→ **PROBLEM REQUIREMENTS**
Scan the following material for the string "faults" and copy each line in which it appears.
§ §
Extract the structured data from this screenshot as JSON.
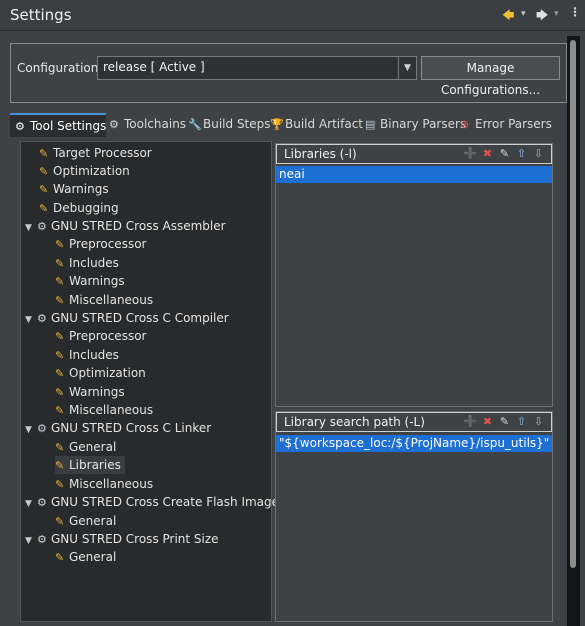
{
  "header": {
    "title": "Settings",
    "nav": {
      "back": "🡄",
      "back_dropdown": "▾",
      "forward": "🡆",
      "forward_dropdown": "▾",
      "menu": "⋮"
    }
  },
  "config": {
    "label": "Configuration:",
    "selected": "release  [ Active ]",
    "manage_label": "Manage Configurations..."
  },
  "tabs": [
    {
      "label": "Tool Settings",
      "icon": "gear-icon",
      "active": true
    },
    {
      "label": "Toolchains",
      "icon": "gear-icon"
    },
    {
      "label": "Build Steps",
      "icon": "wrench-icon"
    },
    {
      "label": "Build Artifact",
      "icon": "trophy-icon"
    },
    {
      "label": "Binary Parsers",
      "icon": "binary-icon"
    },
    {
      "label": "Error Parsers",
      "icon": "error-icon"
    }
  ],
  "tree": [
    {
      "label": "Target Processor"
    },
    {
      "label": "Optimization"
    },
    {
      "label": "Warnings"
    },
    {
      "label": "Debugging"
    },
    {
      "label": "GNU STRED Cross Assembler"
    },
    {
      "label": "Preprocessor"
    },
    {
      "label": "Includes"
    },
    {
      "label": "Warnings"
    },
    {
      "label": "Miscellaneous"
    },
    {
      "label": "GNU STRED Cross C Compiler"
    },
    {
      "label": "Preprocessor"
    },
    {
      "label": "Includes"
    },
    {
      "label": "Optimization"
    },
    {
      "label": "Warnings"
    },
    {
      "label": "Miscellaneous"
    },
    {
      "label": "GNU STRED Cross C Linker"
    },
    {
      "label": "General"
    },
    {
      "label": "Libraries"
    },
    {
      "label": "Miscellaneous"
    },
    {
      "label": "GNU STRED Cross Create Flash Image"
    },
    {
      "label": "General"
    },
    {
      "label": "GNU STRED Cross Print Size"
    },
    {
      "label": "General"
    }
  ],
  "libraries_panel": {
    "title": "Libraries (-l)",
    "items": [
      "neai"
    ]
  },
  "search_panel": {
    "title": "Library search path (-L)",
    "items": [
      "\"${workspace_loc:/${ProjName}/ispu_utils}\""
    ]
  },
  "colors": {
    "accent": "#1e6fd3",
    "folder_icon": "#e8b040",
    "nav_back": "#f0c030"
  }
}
§ §
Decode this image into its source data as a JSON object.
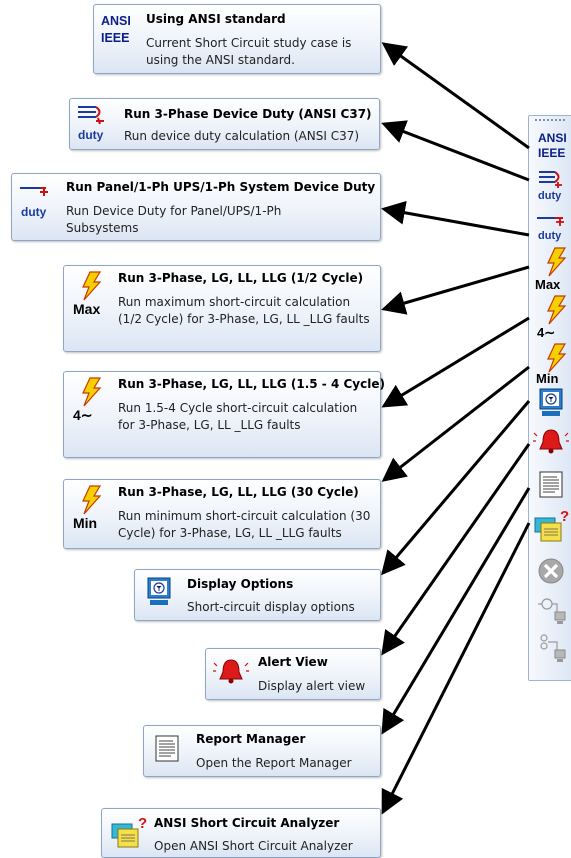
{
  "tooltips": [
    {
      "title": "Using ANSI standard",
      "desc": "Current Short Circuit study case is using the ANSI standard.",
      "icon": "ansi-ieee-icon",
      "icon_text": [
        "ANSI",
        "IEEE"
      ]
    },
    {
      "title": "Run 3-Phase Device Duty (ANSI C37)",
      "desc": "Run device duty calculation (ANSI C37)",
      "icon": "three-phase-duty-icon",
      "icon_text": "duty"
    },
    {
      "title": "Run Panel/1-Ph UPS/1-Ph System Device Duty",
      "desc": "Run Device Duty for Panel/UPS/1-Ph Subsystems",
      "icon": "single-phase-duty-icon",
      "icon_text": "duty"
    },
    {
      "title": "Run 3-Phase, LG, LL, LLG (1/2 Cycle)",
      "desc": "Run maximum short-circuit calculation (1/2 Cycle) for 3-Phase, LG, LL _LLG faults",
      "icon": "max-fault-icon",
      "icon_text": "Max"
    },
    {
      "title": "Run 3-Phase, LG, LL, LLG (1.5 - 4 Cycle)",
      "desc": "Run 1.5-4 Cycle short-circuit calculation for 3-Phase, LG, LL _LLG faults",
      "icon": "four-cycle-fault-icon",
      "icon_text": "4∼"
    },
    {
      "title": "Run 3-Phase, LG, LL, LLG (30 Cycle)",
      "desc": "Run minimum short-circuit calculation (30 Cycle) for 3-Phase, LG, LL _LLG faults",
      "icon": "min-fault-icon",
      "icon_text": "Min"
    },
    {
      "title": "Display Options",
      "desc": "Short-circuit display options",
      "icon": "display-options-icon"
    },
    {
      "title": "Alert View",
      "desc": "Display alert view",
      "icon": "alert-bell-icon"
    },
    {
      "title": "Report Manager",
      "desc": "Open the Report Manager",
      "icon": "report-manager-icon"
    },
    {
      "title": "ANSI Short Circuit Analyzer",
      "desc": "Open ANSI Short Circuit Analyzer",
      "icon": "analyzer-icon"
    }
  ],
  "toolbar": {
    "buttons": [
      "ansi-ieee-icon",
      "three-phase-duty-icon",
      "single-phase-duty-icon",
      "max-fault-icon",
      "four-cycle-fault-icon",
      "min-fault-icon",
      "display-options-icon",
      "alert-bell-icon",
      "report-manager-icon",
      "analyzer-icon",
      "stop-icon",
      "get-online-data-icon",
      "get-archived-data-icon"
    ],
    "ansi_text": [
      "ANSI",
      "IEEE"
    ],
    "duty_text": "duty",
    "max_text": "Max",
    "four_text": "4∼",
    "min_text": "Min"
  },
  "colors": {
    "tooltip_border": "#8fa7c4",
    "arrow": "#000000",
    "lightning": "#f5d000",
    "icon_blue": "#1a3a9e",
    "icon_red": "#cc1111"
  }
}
§ §
→ **EXERCISE ANSWER**
      "desc": "Run maximum short-circuit calculation (1/2 Cycle) for 3-Phase, LG, LL _LLG faults",
      "desc": "Run 1.5-4 Cycle short-circuit calculation for 3-Phase, LG, LL _LLG faults",
      "desc": "Run minimum short-circuit calculation (30 Cycle) for 3-Phase, LG, LL _LLG faults",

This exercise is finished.